### Exercise data
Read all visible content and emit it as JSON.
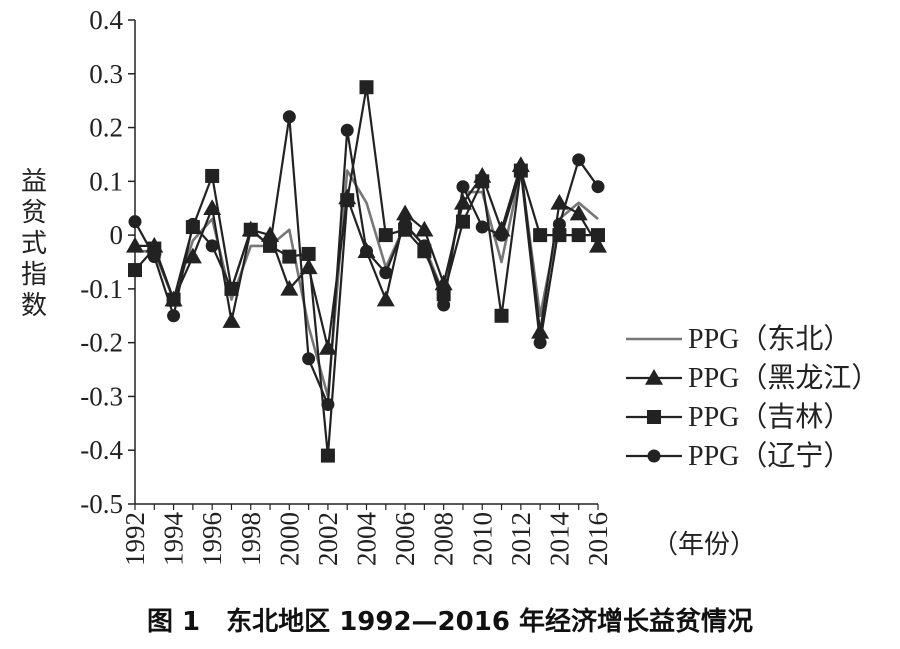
{
  "figure": {
    "caption": "图 1　东北地区 1992—2016 年经济增长益贫情况",
    "x_unit": "（年份）"
  },
  "chart_data": {
    "type": "line",
    "ylabel": "益贫式指数",
    "xlabel": "",
    "ylim": [
      -0.5,
      0.4
    ],
    "yticks": [
      0.4,
      0.3,
      0.2,
      0.1,
      0,
      -0.1,
      -0.2,
      -0.3,
      -0.4,
      -0.5
    ],
    "ytick_labels": [
      "0.4",
      "0.3",
      "0.2",
      "0.1",
      "0",
      "-0.1",
      "-0.2",
      "-0.3",
      "-0.4",
      "-0.5"
    ],
    "xlim": [
      1992,
      2016
    ],
    "xticks": [
      1992,
      1994,
      1996,
      1998,
      2000,
      2002,
      2004,
      2006,
      2008,
      2010,
      2012,
      2014,
      2016
    ],
    "xtick_labels": [
      "1992",
      "1994",
      "1996",
      "1998",
      "2000",
      "2002",
      "2004",
      "2006",
      "2008",
      "2010",
      "2012",
      "2014",
      "2016"
    ],
    "grid": false,
    "legend_position": "right",
    "x": [
      1992,
      1993,
      1994,
      1995,
      1996,
      1997,
      1998,
      1999,
      2000,
      2001,
      2002,
      2003,
      2004,
      2005,
      2006,
      2007,
      2008,
      2009,
      2010,
      2011,
      2012,
      2013,
      2014,
      2015,
      2016
    ],
    "series": [
      {
        "name": "PPG（东北）",
        "marker": "none",
        "color": "#777777",
        "values": [
          -0.03,
          -0.03,
          -0.12,
          -0.01,
          0.03,
          -0.12,
          -0.02,
          -0.02,
          0.01,
          -0.17,
          -0.3,
          0.12,
          0.06,
          -0.06,
          0.02,
          -0.02,
          -0.11,
          0.08,
          0.08,
          -0.05,
          0.12,
          -0.15,
          0.03,
          0.06,
          0.03
        ]
      },
      {
        "name": "PPG（黑龙江）",
        "marker": "triangle",
        "color": "#222222",
        "values": [
          -0.02,
          -0.02,
          -0.12,
          -0.04,
          0.05,
          -0.16,
          0.01,
          0.0,
          -0.1,
          -0.06,
          -0.21,
          0.07,
          -0.03,
          -0.12,
          0.04,
          0.01,
          -0.09,
          0.06,
          0.11,
          0.01,
          0.13,
          -0.18,
          0.06,
          0.04,
          -0.02
        ]
      },
      {
        "name": "PPG（吉林）",
        "marker": "square",
        "color": "#222222",
        "values": [
          -0.065,
          -0.025,
          -0.12,
          0.015,
          0.11,
          -0.1,
          0.01,
          -0.02,
          -0.04,
          -0.035,
          -0.41,
          0.065,
          0.275,
          0.0,
          0.01,
          -0.03,
          -0.11,
          0.025,
          0.1,
          -0.15,
          0.12,
          0.0,
          0.0,
          0.0,
          0.0
        ]
      },
      {
        "name": "PPG（辽宁）",
        "marker": "circle",
        "color": "#222222",
        "values": [
          0.025,
          -0.04,
          -0.15,
          0.02,
          -0.02,
          -0.1,
          0.01,
          -0.02,
          0.22,
          -0.23,
          -0.315,
          0.195,
          -0.03,
          -0.07,
          0.02,
          -0.02,
          -0.13,
          0.09,
          0.015,
          0.0,
          0.12,
          -0.2,
          0.02,
          0.14,
          0.09
        ]
      }
    ]
  }
}
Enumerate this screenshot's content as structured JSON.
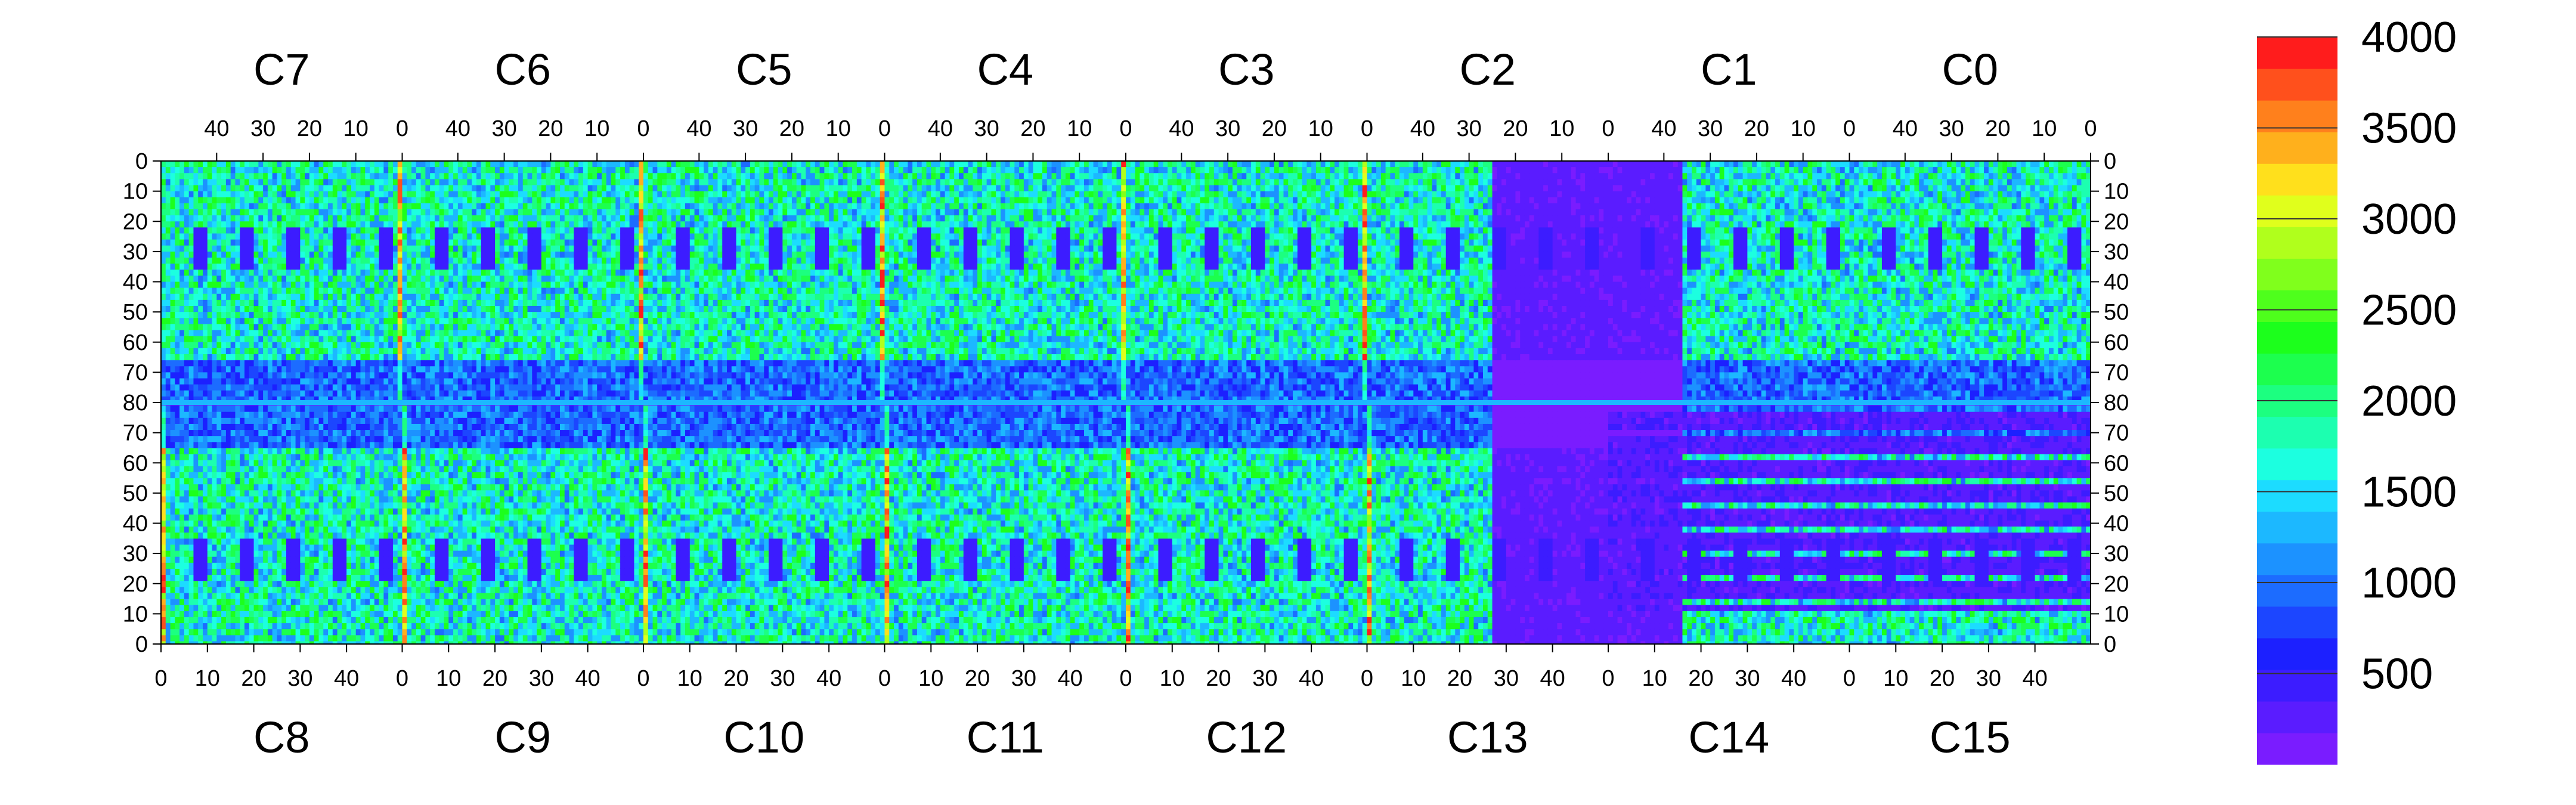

### Description of the task
Restate the data above word for word. Do not include the images.

### Solved problem
Read all visible content and emit it as JSON.
{
  "figure": {
    "caption": "图 1　东北地区 1992—2016 年经济增长益贫情况",
    "x_unit": "（年份）"
  },
  "chart_data": {
    "type": "line",
    "ylabel": "益贫式指数",
    "xlabel": "",
    "ylim": [
      -0.5,
      0.4
    ],
    "yticks": [
      0.4,
      0.3,
      0.2,
      0.1,
      0,
      -0.1,
      -0.2,
      -0.3,
      -0.4,
      -0.5
    ],
    "ytick_labels": [
      "0.4",
      "0.3",
      "0.2",
      "0.1",
      "0",
      "-0.1",
      "-0.2",
      "-0.3",
      "-0.4",
      "-0.5"
    ],
    "xlim": [
      1992,
      2016
    ],
    "xticks": [
      1992,
      1994,
      1996,
      1998,
      2000,
      2002,
      2004,
      2006,
      2008,
      2010,
      2012,
      2014,
      2016
    ],
    "xtick_labels": [
      "1992",
      "1994",
      "1996",
      "1998",
      "2000",
      "2002",
      "2004",
      "2006",
      "2008",
      "2010",
      "2012",
      "2014",
      "2016"
    ],
    "grid": false,
    "legend_position": "right",
    "x": [
      1992,
      1993,
      1994,
      1995,
      1996,
      1997,
      1998,
      1999,
      2000,
      2001,
      2002,
      2003,
      2004,
      2005,
      2006,
      2007,
      2008,
      2009,
      2010,
      2011,
      2012,
      2013,
      2014,
      2015,
      2016
    ],
    "series": [
      {
        "name": "PPG（东北）",
        "marker": "none",
        "color": "#777777",
        "values": [
          -0.03,
          -0.03,
          -0.12,
          -0.01,
          0.03,
          -0.12,
          -0.02,
          -0.02,
          0.01,
          -0.17,
          -0.3,
          0.12,
          0.06,
          -0.06,
          0.02,
          -0.02,
          -0.11,
          0.08,
          0.08,
          -0.05,
          0.12,
          -0.15,
          0.03,
          0.06,
          0.03
        ]
      },
      {
        "name": "PPG（黑龙江）",
        "marker": "triangle",
        "color": "#222222",
        "values": [
          -0.02,
          -0.02,
          -0.12,
          -0.04,
          0.05,
          -0.16,
          0.01,
          0.0,
          -0.1,
          -0.06,
          -0.21,
          0.07,
          -0.03,
          -0.12,
          0.04,
          0.01,
          -0.09,
          0.06,
          0.11,
          0.01,
          0.13,
          -0.18,
          0.06,
          0.04,
          -0.02
        ]
      },
      {
        "name": "PPG（吉林）",
        "marker": "square",
        "color": "#222222",
        "values": [
          -0.065,
          -0.025,
          -0.12,
          0.015,
          0.11,
          -0.1,
          0.01,
          -0.02,
          -0.04,
          -0.035,
          -0.41,
          0.065,
          0.275,
          0.0,
          0.01,
          -0.03,
          -0.11,
          0.025,
          0.1,
          -0.15,
          0.12,
          0.0,
          0.0,
          0.0,
          0.0
        ]
      },
      {
        "name": "PPG（辽宁）",
        "marker": "circle",
        "color": "#222222",
        "values": [
          0.025,
          -0.04,
          -0.15,
          0.02,
          -0.02,
          -0.1,
          0.01,
          -0.02,
          0.22,
          -0.23,
          -0.315,
          0.195,
          -0.03,
          -0.07,
          0.02,
          -0.02,
          -0.13,
          0.09,
          0.015,
          0.0,
          0.12,
          -0.2,
          0.02,
          0.14,
          0.09
        ]
      }
    ]
  }
}
Enumerate this screenshot's content as structured JSON.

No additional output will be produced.